══ Provided information
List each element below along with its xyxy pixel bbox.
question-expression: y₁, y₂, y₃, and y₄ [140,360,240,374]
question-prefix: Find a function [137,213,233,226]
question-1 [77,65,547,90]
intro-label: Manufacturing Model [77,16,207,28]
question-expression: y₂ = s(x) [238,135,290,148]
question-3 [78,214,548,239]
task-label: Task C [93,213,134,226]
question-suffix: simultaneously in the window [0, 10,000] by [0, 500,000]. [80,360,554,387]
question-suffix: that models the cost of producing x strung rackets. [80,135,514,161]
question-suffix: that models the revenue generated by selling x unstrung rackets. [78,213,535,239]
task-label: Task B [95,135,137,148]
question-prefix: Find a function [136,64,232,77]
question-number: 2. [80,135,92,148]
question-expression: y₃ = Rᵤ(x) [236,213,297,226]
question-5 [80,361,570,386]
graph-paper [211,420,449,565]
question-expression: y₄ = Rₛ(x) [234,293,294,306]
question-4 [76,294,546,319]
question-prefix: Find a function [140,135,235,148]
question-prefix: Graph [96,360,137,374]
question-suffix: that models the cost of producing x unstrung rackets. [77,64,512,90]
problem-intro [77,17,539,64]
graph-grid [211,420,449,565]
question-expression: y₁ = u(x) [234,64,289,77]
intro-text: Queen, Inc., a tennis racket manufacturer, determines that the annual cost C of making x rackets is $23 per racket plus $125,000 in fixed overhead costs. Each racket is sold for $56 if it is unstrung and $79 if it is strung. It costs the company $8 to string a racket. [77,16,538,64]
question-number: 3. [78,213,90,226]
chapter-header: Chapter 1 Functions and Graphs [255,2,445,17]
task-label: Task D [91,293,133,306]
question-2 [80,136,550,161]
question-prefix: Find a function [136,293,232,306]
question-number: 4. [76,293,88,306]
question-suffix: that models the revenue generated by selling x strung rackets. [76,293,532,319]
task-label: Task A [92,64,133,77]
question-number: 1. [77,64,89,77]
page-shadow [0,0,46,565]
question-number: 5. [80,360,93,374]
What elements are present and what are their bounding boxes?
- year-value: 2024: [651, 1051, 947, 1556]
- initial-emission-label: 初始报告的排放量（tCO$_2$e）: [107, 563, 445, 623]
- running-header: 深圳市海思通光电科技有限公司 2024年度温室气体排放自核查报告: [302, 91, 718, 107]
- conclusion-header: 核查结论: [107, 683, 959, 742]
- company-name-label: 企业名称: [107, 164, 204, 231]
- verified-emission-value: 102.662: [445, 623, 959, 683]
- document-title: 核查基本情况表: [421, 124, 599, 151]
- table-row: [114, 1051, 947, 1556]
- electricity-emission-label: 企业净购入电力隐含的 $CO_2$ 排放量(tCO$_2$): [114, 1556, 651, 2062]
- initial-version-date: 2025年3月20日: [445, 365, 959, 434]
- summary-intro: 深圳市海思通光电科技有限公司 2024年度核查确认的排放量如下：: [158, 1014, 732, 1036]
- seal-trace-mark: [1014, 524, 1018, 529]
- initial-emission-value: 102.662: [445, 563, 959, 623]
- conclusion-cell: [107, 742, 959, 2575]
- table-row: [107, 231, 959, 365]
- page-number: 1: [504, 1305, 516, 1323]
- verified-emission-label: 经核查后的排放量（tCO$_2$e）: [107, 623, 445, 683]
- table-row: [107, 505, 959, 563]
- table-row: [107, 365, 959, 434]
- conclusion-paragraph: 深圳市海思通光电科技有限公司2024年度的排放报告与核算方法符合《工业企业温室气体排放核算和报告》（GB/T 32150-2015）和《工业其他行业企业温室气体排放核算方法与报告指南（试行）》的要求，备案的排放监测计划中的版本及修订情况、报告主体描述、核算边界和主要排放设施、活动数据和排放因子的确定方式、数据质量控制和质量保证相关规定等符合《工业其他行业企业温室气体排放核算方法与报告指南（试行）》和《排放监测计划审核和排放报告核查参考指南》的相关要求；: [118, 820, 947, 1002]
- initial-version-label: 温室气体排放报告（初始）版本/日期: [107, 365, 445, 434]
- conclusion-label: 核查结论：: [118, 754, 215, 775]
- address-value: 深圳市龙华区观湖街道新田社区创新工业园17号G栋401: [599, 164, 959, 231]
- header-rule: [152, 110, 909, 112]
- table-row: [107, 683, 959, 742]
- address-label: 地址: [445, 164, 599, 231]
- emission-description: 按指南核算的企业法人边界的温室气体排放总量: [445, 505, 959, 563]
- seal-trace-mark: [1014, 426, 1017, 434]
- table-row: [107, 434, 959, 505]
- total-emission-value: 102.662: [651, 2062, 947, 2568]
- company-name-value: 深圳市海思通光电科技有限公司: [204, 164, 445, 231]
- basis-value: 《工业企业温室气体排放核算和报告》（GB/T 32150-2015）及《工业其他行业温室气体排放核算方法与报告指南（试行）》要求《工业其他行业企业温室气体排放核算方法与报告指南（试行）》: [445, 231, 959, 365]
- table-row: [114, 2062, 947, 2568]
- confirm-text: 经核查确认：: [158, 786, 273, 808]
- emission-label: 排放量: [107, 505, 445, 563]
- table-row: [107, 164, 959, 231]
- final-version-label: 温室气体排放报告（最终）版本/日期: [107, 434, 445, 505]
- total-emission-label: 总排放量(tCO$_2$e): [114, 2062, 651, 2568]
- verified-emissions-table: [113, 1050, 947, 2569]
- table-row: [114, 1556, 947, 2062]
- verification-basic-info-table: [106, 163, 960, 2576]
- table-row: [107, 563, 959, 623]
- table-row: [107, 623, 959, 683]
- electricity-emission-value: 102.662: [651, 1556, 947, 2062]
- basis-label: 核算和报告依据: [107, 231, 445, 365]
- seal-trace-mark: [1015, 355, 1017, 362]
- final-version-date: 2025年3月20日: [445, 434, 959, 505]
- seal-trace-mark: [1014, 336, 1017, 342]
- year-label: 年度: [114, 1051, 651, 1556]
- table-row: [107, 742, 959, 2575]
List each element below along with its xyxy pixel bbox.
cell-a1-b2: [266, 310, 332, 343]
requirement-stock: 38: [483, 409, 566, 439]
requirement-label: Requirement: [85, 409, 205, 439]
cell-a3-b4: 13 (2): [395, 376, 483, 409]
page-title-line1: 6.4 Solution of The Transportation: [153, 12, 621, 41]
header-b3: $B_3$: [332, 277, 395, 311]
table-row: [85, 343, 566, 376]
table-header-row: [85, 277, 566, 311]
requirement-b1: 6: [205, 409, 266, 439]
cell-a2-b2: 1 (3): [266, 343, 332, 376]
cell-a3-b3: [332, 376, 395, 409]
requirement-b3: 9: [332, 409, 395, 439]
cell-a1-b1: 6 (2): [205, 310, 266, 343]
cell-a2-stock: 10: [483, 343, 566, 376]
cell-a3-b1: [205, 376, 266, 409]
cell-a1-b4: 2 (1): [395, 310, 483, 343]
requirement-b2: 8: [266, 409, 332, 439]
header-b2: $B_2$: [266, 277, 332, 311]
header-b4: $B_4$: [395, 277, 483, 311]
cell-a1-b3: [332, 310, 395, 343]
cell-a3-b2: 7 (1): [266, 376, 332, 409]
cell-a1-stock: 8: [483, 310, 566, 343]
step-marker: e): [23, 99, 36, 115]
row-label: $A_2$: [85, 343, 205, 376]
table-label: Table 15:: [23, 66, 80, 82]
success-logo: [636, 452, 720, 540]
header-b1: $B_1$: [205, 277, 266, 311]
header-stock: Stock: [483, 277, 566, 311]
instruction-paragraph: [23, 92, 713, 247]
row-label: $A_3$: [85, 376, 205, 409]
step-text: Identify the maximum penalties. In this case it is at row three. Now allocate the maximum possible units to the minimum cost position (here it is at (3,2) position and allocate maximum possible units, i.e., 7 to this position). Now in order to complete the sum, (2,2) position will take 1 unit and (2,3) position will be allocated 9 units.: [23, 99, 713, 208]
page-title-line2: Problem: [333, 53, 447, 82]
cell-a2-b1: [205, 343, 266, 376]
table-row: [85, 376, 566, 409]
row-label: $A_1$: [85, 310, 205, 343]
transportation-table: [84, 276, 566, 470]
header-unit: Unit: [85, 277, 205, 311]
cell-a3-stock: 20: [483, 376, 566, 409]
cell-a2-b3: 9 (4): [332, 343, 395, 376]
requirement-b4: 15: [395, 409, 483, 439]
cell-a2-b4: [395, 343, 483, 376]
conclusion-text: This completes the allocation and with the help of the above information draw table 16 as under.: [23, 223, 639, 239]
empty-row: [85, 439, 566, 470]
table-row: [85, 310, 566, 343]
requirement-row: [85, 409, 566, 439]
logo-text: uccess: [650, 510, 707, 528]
════
→ **Short problem**
Rewrite the records above as a Markdown table with the columns "Row" and "Line." Cover only the lines from the start of the records through the line holding "question-expression: y₃ = Rᵤ(x)", both ends included, and leave out blank lines.

→ **Output for this task**
| Row | Line |
|---|---|
| 1 | List each element below along with its xyxy pixel bbox. |
| 2 | question-expression: y₁, y₂, y₃, and y₄ [140,360,240,374] |
| 3 | question-prefix: Find a function [137,213,233,226] |
| 4 | question-1 [77,65,547,90] |
| 5 | intro-label: Manufacturing Model [77,16,207,28] |
| 6 | question-expression: y₂ = s(x) [238,135,290,148] |
| 7 | question-3 [78,214,548,239] |
| 8 | task-label: Task C [93,213,134,226] |
| 9 | question-suffix: simultaneously in the window [0, 10,000] by [0, 500,000]. [80,360,554,387] |
| 10 | question-suffix: that models the cost of producing x strung rackets. [80,135,514,161] |
| 11 | question-suffix: that models the revenue generated by selling x unstrung rackets. [78,213,535,239] |
| 12 | task-label: Task B [95,135,137,148] |
| 13 | question-prefix: Find a function [136,64,232,77] |
| 14 | question-number: 2. [80,135,92,148] |
| 15 | question-expression: y₃ = Rᵤ(x) [236,213,297,226] |